--- Begin ---

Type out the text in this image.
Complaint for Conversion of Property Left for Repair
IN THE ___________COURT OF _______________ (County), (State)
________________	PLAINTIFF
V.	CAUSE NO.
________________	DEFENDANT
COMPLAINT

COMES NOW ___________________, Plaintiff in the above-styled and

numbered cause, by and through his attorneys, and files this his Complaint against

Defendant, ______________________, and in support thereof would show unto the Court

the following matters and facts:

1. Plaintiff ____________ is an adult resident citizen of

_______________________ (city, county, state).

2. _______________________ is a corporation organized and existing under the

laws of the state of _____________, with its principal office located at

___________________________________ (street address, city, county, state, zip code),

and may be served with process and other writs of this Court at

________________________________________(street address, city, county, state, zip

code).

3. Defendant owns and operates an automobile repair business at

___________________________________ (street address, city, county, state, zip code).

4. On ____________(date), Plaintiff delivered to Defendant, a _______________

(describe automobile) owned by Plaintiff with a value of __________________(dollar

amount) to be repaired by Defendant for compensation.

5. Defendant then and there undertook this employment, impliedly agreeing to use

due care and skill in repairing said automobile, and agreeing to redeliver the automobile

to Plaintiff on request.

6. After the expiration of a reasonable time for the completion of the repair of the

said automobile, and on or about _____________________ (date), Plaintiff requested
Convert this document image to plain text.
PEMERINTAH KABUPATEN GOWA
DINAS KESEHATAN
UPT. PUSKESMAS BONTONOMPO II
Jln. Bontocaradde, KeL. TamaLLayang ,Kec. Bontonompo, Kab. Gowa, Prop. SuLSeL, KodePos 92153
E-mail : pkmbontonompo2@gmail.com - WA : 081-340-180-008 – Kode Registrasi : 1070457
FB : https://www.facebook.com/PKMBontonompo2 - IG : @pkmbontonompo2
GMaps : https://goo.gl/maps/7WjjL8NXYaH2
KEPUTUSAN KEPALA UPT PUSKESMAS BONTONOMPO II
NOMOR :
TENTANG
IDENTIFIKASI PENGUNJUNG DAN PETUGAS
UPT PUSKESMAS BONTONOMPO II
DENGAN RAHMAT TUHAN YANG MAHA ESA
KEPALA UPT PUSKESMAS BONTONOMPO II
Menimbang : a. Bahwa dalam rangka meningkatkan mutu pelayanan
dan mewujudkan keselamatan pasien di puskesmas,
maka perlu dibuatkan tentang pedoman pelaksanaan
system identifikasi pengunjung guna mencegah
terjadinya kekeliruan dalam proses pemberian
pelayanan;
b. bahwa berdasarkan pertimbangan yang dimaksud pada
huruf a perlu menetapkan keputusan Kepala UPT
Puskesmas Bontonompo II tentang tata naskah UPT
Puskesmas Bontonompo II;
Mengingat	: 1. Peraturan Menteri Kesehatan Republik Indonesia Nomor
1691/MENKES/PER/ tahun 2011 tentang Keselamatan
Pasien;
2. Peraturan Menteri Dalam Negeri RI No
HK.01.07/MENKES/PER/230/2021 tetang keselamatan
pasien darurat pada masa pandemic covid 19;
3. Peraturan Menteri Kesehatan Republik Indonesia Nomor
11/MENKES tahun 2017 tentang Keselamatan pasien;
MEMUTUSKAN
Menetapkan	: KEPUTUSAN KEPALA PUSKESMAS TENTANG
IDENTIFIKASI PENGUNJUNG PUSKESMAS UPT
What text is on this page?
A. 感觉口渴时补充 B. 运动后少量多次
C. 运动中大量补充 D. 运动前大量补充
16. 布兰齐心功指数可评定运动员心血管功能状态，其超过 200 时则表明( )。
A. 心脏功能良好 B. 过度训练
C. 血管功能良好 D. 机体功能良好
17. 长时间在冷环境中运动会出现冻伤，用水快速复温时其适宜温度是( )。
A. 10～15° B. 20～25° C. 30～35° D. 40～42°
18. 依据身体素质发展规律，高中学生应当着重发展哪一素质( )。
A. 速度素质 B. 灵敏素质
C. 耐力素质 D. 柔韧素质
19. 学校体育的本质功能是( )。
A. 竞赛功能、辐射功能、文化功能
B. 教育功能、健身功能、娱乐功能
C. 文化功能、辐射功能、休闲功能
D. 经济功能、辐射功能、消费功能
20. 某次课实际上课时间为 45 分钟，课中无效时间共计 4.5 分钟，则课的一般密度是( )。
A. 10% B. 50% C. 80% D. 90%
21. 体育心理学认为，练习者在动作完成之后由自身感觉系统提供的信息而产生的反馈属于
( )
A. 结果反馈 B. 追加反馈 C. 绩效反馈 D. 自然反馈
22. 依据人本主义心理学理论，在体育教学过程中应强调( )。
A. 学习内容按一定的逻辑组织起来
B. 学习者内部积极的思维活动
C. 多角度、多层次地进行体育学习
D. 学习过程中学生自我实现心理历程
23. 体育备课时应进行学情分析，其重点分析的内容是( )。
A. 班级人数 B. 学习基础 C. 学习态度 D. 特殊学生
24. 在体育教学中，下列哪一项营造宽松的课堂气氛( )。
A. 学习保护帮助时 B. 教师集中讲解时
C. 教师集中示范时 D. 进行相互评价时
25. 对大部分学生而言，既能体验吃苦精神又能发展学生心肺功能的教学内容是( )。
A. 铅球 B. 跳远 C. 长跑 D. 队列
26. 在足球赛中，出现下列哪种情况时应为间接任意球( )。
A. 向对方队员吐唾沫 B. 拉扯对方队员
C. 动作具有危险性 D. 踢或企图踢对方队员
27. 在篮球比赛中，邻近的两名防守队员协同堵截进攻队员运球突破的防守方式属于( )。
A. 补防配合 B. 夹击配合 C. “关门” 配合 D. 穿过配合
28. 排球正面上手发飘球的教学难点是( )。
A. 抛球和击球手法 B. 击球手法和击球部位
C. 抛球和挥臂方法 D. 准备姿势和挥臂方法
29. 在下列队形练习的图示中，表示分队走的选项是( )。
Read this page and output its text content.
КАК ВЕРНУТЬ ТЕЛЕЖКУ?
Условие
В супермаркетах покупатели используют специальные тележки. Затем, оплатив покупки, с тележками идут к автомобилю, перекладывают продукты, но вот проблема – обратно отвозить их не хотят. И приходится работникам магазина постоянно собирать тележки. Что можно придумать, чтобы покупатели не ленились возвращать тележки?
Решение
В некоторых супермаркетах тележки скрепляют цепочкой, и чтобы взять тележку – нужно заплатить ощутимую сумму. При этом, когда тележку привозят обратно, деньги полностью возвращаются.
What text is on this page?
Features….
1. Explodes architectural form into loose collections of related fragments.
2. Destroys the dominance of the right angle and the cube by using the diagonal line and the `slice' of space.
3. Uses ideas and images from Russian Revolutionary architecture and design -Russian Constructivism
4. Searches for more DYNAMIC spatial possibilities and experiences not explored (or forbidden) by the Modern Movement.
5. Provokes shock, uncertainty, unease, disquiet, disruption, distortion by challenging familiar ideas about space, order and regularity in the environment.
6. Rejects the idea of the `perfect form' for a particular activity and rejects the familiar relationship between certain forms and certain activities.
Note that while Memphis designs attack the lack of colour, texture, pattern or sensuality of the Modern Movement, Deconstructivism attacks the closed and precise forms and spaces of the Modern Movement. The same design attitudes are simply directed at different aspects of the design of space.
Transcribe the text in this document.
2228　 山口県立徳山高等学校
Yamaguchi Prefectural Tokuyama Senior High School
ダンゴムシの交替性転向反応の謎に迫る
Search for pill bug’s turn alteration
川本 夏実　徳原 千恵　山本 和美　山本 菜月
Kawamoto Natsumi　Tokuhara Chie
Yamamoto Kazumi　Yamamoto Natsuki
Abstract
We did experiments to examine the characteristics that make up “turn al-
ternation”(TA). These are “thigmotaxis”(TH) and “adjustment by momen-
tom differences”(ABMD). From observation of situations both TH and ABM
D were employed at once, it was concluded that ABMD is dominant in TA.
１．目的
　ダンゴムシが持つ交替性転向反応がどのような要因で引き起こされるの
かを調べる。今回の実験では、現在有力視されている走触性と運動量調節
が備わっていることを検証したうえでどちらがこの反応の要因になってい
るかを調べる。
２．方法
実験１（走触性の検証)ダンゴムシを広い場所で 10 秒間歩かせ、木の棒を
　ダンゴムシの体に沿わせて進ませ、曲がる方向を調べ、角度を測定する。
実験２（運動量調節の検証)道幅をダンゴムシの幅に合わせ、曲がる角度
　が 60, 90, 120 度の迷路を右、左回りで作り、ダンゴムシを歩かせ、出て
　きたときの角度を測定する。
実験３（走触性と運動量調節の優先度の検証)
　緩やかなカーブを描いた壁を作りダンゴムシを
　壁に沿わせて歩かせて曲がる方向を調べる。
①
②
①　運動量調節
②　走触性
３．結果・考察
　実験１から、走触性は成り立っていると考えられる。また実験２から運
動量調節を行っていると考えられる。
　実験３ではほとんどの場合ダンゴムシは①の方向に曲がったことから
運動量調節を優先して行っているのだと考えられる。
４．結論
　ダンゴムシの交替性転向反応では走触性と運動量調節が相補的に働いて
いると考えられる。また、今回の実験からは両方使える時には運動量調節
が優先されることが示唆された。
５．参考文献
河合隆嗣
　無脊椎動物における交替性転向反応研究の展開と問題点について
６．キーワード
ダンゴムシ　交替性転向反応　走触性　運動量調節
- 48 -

--- End ---

GIVEN INSTRUCTION:
From the entries above, copy each line holding "Peraturan".

RESPONSE TO THIS TASK:
Mengingat	: 1. Peraturan Menteri Kesehatan Republik Indonesia Nomor
2. Peraturan Menteri Dalam Negeri RI No
3. Peraturan Menteri Kesehatan Republik Indonesia Nomor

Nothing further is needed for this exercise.